Will you print the material below without altering a single character?

*Dataset*
Start
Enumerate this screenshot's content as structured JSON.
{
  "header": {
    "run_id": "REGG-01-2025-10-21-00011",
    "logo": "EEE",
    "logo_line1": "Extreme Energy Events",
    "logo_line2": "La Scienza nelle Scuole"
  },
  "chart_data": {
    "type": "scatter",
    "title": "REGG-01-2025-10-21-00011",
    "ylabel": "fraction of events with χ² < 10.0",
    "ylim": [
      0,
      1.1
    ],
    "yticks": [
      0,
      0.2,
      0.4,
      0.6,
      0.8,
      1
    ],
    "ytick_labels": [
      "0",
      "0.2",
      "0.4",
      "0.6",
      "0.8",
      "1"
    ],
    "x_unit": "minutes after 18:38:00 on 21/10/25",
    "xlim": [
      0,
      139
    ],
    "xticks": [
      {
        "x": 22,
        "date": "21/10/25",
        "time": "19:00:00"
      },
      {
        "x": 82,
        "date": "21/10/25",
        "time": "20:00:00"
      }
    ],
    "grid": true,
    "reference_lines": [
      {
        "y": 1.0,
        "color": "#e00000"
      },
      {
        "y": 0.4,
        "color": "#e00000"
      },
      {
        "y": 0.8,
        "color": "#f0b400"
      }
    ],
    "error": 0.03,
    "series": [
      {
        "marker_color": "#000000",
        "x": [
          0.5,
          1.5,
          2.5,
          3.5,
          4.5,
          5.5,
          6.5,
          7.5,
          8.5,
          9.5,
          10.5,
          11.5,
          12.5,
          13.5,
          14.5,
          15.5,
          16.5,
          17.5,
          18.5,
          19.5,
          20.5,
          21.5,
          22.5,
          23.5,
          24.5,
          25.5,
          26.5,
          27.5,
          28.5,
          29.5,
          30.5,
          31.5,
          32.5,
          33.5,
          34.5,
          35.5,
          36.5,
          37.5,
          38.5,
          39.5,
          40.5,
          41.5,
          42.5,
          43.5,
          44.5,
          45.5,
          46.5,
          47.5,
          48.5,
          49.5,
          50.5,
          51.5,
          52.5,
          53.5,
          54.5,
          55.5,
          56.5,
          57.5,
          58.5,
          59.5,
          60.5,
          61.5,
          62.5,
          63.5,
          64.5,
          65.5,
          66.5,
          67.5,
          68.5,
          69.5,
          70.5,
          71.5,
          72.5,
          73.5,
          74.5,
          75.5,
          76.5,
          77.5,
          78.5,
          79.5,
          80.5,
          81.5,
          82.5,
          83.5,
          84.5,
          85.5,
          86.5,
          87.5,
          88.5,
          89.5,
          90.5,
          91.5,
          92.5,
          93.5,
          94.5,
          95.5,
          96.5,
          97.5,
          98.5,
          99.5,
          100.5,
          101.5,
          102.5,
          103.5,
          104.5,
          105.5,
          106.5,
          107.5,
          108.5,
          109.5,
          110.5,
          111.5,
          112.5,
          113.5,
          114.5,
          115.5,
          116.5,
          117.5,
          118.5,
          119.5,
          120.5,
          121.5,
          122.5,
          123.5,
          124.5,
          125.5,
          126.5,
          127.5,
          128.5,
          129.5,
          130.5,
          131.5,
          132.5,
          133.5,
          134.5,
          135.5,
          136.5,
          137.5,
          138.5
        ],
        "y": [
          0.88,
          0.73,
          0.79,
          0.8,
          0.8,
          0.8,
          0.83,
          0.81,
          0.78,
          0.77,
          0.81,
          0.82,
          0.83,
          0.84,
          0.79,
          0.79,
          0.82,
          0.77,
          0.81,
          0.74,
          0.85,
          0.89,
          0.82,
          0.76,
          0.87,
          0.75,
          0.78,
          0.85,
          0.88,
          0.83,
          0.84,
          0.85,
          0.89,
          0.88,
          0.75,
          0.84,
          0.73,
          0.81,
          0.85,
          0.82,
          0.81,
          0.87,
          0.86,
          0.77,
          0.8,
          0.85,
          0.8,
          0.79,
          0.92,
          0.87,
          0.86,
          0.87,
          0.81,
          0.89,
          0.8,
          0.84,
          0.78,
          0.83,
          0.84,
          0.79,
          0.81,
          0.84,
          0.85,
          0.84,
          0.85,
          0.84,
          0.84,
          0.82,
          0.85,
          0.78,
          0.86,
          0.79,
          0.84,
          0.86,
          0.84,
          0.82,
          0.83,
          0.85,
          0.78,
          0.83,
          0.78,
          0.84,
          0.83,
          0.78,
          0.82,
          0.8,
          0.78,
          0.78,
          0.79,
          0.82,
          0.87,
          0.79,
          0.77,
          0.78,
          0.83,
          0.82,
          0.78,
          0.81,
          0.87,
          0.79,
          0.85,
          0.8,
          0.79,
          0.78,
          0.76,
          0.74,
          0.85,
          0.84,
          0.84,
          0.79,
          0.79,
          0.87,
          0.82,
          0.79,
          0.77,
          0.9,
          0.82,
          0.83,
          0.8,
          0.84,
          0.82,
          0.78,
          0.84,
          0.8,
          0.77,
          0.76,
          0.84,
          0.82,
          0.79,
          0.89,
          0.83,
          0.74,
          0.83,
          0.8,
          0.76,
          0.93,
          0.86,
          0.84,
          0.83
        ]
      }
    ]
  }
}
End
*Result*
Enumerate this screenshot's content as structured JSON.
{
  "header": {
    "run_id": "REGG-01-2025-10-21-00011",
    "logo": "EEE",
    "logo_line1": "Extreme Energy Events",
    "logo_line2": "La Scienza nelle Scuole"
  },
  "chart_data": {
    "type": "scatter",
    "title": "REGG-01-2025-10-21-00011",
    "ylabel": "fraction of events with χ² < 10.0",
    "ylim": [
      0,
      1.1
    ],
    "yticks": [
      0,
      0.2,
      0.4,
      0.6,
      0.8,
      1
    ],
    "ytick_labels": [
      "0",
      "0.2",
      "0.4",
      "0.6",
      "0.8",
      "1"
    ],
    "x_unit": "minutes after 18:38:00 on 21/10/25",
    "xlim": [
      0,
      139
    ],
    "xticks": [
      {
        "x": 22,
        "date": "21/10/25",
        "time": "19:00:00"
      },
      {
        "x": 82,
        "date": "21/10/25",
        "time": "20:00:00"
      }
    ],
    "grid": true,
    "reference_lines": [
      {
        "y": 1.0,
        "color": "#e00000"
      },
      {
        "y": 0.4,
        "color": "#e00000"
      },
      {
        "y": 0.8,
        "color": "#f0b400"
      }
    ],
    "error": 0.03,
    "series": [
      {
        "marker_color": "#000000",
        "x": [
          0.5,
          1.5,
          2.5,
          3.5,
          4.5,
          5.5,
          6.5,
          7.5,
          8.5,
          9.5,
          10.5,
          11.5,
          12.5,
          13.5,
          14.5,
          15.5,
          16.5,
          17.5,
          18.5,
          19.5,
          20.5,
          21.5,
          22.5,
          23.5,
          24.5,
          25.5,
          26.5,
          27.5,
          28.5,
          29.5,
          30.5,
          31.5,
          32.5,
          33.5,
          34.5,
          35.5,
          36.5,
          37.5,
          38.5,
          39.5,
          40.5,
          41.5,
          42.5,
          43.5,
          44.5,
          45.5,
          46.5,
          47.5,
          48.5,
          49.5,
          50.5,
          51.5,
          52.5,
          53.5,
          54.5,
          55.5,
          56.5,
          57.5,
          58.5,
          59.5,
          60.5,
          61.5,
          62.5,
          63.5,
          64.5,
          65.5,
          66.5,
          67.5,
          68.5,
          69.5,
          70.5,
          71.5,
          72.5,
          73.5,
          74.5,
          75.5,
          76.5,
          77.5,
          78.5,
          79.5,
          80.5,
          81.5,
          82.5,
          83.5,
          84.5,
          85.5,
          86.5,
          87.5,
          88.5,
          89.5,
          90.5,
          91.5,
          92.5,
          93.5,
          94.5,
          95.5,
          96.5,
          97.5,
          98.5,
          99.5,
          100.5,
          101.5,
          102.5,
          103.5,
          104.5,
          105.5,
          106.5,
          107.5,
          108.5,
          109.5,
          110.5,
          111.5,
          112.5,
          113.5,
          114.5,
          115.5,
          116.5,
          117.5,
          118.5,
          119.5,
          120.5,
          121.5,
          122.5,
          123.5,
          124.5,
          125.5,
          126.5,
          127.5,
          128.5,
          129.5,
          130.5,
          131.5,
          132.5,
          133.5,
          134.5,
          135.5,
          136.5,
          137.5,
          138.5
        ],
        "y": [
          0.88,
          0.73,
          0.79,
          0.8,
          0.8,
          0.8,
          0.83,
          0.81,
          0.78,
          0.77,
          0.81,
          0.82,
          0.83,
          0.84,
          0.79,
          0.79,
          0.82,
          0.77,
          0.81,
          0.74,
          0.85,
          0.89,
          0.82,
          0.76,
          0.87,
          0.75,
          0.78,
          0.85,
          0.88,
          0.83,
          0.84,
          0.85,
          0.89,
          0.88,
          0.75,
          0.84,
          0.73,
          0.81,
          0.85,
          0.82,
          0.81,
          0.87,
          0.86,
          0.77,
          0.8,
          0.85,
          0.8,
          0.79,
          0.92,
          0.87,
          0.86,
          0.87,
          0.81,
          0.89,
          0.8,
          0.84,
          0.78,
          0.83,
          0.84,
          0.79,
          0.81,
          0.84,
          0.85,
          0.84,
          0.85,
          0.84,
          0.84,
          0.82,
          0.85,
          0.78,
          0.86,
          0.79,
          0.84,
          0.86,
          0.84,
          0.82,
          0.83,
          0.85,
          0.78,
          0.83,
          0.78,
          0.84,
          0.83,
          0.78,
          0.82,
          0.8,
          0.78,
          0.78,
          0.79,
          0.82,
          0.87,
          0.79,
          0.77,
          0.78,
          0.83,
          0.82,
          0.78,
          0.81,
          0.87,
          0.79,
          0.85,
          0.8,
          0.79,
          0.78,
          0.76,
          0.74,
          0.85,
          0.84,
          0.84,
          0.79,
          0.79,
          0.87,
          0.82,
          0.79,
          0.77,
          0.9,
          0.82,
          0.83,
          0.8,
          0.84,
          0.82,
          0.78,
          0.84,
          0.8,
          0.77,
          0.76,
          0.84,
          0.82,
          0.79,
          0.89,
          0.83,
          0.74,
          0.83,
          0.8,
          0.76,
          0.93,
          0.86,
          0.84,
          0.83
        ]
      }
    ]
  }
}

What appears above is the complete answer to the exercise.